Directive: Return the material below in full and exactly.

Data supplied:
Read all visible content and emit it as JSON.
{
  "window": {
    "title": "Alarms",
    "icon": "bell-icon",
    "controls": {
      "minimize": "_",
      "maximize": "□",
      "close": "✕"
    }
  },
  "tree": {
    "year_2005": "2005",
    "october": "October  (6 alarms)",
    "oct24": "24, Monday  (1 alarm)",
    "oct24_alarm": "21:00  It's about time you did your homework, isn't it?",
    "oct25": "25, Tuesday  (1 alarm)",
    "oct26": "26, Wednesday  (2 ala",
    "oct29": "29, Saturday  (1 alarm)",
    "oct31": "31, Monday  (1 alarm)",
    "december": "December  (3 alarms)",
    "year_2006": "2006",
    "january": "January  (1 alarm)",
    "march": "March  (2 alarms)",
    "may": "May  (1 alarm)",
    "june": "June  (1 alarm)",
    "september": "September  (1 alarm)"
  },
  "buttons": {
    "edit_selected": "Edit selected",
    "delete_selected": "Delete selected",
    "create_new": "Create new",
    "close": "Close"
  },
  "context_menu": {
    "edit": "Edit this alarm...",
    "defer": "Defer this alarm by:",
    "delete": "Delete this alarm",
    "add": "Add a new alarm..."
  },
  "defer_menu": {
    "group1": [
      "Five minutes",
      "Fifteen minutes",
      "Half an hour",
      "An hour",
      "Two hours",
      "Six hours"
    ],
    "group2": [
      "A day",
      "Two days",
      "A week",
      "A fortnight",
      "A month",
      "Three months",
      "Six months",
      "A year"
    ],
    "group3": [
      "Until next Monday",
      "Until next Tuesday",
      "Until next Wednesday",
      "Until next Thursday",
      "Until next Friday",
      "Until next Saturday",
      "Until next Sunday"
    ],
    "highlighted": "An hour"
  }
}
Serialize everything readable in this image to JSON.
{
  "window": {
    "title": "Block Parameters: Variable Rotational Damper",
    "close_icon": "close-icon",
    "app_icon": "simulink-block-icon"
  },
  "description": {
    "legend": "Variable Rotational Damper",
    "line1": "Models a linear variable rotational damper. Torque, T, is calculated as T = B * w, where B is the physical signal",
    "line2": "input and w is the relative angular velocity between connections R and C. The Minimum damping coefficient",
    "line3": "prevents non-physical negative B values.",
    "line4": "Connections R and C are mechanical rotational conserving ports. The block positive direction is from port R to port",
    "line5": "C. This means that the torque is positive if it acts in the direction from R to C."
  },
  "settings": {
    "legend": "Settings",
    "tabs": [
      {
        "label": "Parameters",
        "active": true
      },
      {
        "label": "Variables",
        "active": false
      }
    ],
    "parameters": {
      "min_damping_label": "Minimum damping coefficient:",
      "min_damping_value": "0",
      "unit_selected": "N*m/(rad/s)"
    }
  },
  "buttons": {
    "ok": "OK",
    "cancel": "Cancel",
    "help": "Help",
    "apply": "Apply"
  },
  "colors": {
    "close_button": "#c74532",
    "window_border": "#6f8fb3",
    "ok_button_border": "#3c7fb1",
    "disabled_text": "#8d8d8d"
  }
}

Output below:
Read all visible content and emit it as JSON.
{
  "window": {
    "title": "Alarms",
    "icon": "bell-icon",
    "controls": {
      "minimize": "_",
      "maximize": "□",
      "close": "✕"
    }
  },
  "tree": {
    "year_2005": "2005",
    "october": "October  (6 alarms)",
    "oct24": "24, Monday  (1 alarm)",
    "oct24_alarm": "21:00  It's about time you did your homework, isn't it?",
    "oct25": "25, Tuesday  (1 alarm)",
    "oct26": "26, Wednesday  (2 ala",
    "oct29": "29, Saturday  (1 alarm)",
    "oct31": "31, Monday  (1 alarm)",
    "december": "December  (3 alarms)",
    "year_2006": "2006",
    "january": "January  (1 alarm)",
    "march": "March  (2 alarms)",
    "may": "May  (1 alarm)",
    "june": "June  (1 alarm)",
    "september": "September  (1 alarm)"
  },
  "buttons": {
    "edit_selected": "Edit selected",
    "delete_selected": "Delete selected",
    "create_new": "Create new",
    "close": "Close"
  },
  "context_menu": {
    "edit": "Edit this alarm...",
    "defer": "Defer this alarm by:",
    "delete": "Delete this alarm",
    "add": "Add a new alarm..."
  },
  "defer_menu": {
    "group1": [
      "Five minutes",
      "Fifteen minutes",
      "Half an hour",
      "An hour",
      "Two hours",
      "Six hours"
    ],
    "group2": [
      "A day",
      "Two days",
      "A week",
      "A fortnight",
      "A month",
      "Three months",
      "Six months",
      "A year"
    ],
    "group3": [
      "Until next Monday",
      "Until next Tuesday",
      "Until next Wednesday",
      "Until next Thursday",
      "Until next Friday",
      "Until next Saturday",
      "Until next Sunday"
    ],
    "highlighted": "An hour"
  }
}
Serialize everything readable in this image to JSON.
{
  "window": {
    "title": "Block Parameters: Variable Rotational Damper",
    "close_icon": "close-icon",
    "app_icon": "simulink-block-icon"
  },
  "description": {
    "legend": "Variable Rotational Damper",
    "line1": "Models a linear variable rotational damper. Torque, T, is calculated as T = B * w, where B is the physical signal",
    "line2": "input and w is the relative angular velocity between connections R and C. The Minimum damping coefficient",
    "line3": "prevents non-physical negative B values.",
    "line4": "Connections R and C are mechanical rotational conserving ports. The block positive direction is from port R to port",
    "line5": "C. This means that the torque is positive if it acts in the direction from R to C."
  },
  "settings": {
    "legend": "Settings",
    "tabs": [
      {
        "label": "Parameters",
        "active": true
      },
      {
        "label": "Variables",
        "active": false
      }
    ],
    "parameters": {
      "min_damping_label": "Minimum damping coefficient:",
      "min_damping_value": "0",
      "unit_selected": "N*m/(rad/s)"
    }
  },
  "buttons": {
    "ok": "OK",
    "cancel": "Cancel",
    "help": "Help",
    "apply": "Apply"
  },
  "colors": {
    "close_button": "#c74532",
    "window_border": "#6f8fb3",
    "ok_button_border": "#3c7fb1",
    "disabled_text": "#8d8d8d"
  }
}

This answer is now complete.